## AIM
Count the lines in the listing below that contain the string "voice", with case taken into account, and give only the number.

## Collected data entries

■ ■ ■ ■ ■

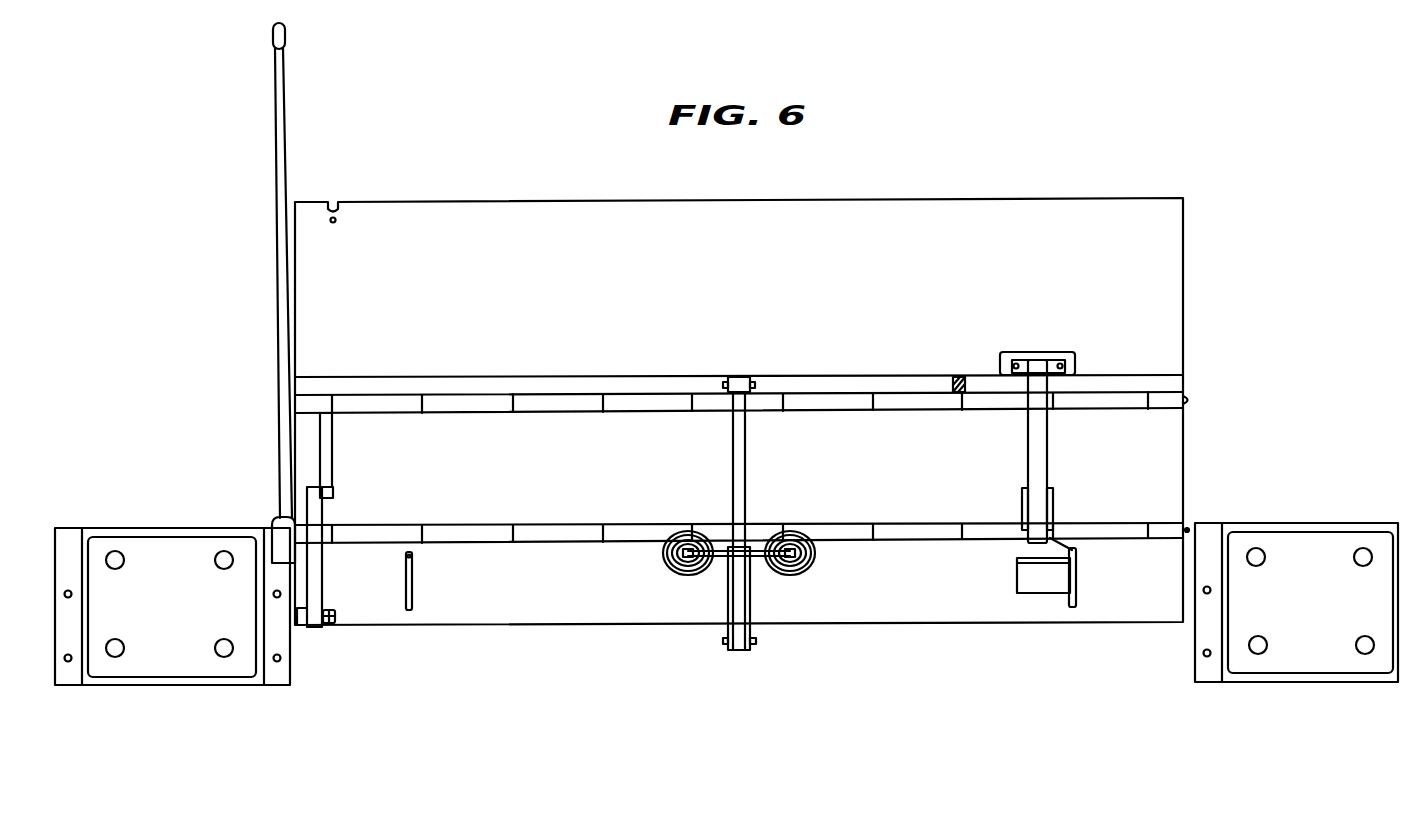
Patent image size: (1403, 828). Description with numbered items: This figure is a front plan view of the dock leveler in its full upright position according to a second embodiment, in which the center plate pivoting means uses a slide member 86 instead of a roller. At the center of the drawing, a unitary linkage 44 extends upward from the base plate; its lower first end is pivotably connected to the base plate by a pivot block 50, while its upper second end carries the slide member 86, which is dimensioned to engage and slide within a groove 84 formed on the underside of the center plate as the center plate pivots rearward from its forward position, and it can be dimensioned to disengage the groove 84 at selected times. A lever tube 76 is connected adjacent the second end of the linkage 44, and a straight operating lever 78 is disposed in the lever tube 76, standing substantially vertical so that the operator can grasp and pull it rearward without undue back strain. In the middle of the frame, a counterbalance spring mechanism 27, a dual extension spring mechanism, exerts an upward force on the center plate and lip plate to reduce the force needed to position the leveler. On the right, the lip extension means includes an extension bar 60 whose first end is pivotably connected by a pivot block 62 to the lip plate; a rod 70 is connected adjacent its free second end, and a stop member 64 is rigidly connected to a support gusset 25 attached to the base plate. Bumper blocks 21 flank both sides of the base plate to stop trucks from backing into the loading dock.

The bumper block 21 is at (203, 685).
The support gusset 25 is at (414, 581).
The counterbalance spring mechanism 27 is at (800, 573).
The linkage 44 is at (316, 566).
The pivot block 50 is at (333, 625).
The extension bar 60 is at (1048, 456).
The pivot block 62 is at (1062, 360).
The stop member 64 is at (1037, 560).
The rod 70 is at (1074, 549).
The lever tube 76 is at (280, 543).
The operating lever 78 is at (278, 342).
The groove 84 is at (333, 493).
The slide member 86 is at (332, 448).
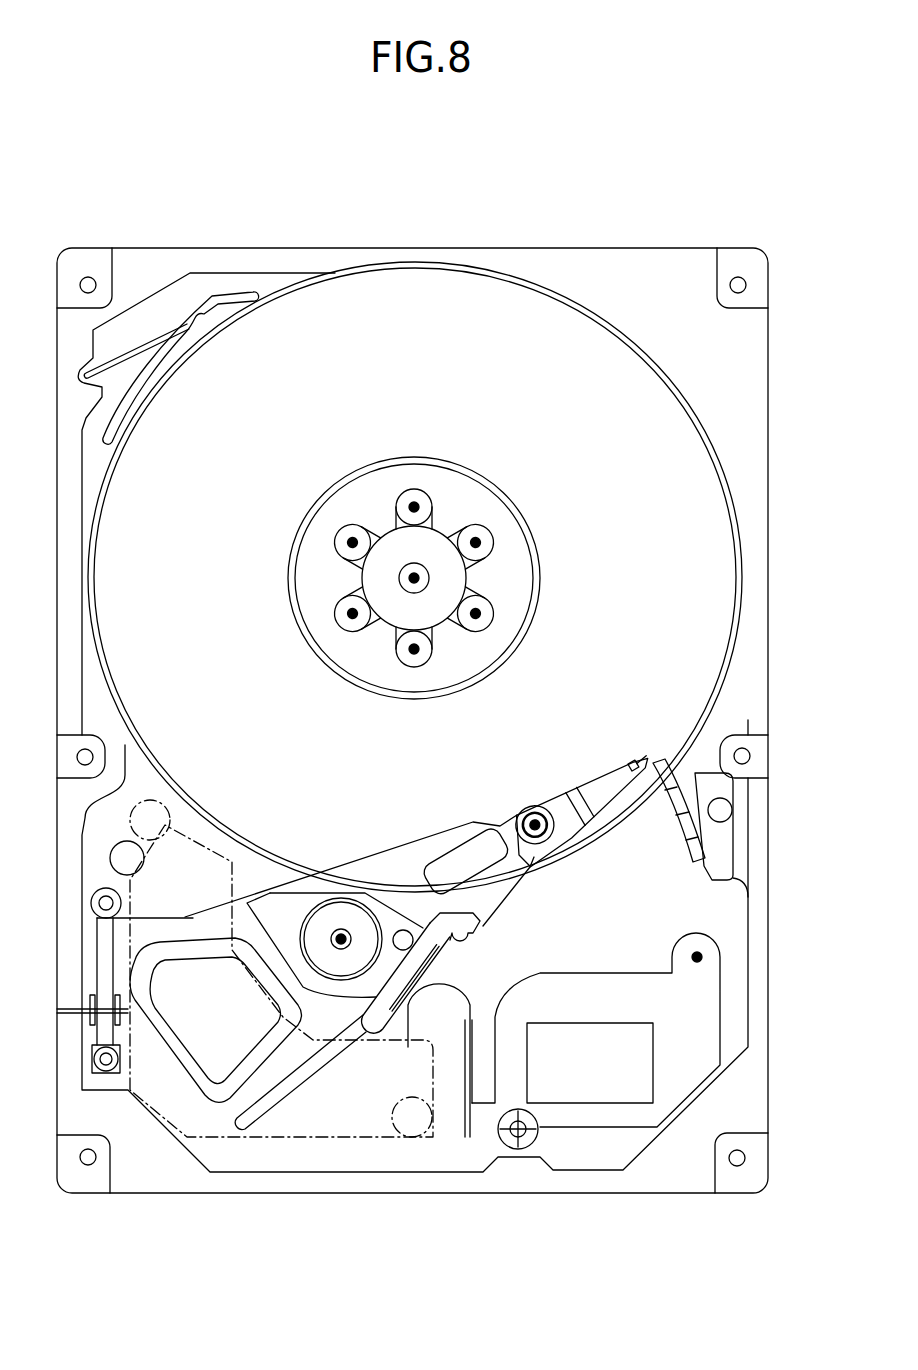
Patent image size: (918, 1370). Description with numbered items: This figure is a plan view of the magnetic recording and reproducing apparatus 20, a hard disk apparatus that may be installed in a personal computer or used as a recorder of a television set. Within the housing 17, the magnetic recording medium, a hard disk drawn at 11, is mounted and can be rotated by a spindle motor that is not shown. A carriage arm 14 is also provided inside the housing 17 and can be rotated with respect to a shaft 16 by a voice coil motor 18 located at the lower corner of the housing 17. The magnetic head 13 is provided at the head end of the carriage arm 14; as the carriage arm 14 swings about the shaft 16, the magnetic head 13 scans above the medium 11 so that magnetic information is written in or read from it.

The magnetic disk 11 is at (527, 333).
The magnetic head 13 is at (647, 756).
The carriage arm 14 is at (385, 855).
The shaft 16 is at (341, 934).
The housing 17 is at (770, 458).
The voice coil motor (VCM) 18 is at (221, 1125).
The magnetic recording and reproducing apparatus 20 is at (118, 176).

■ ■ ■ ■ ■

## EXERCISE RESPONSE
2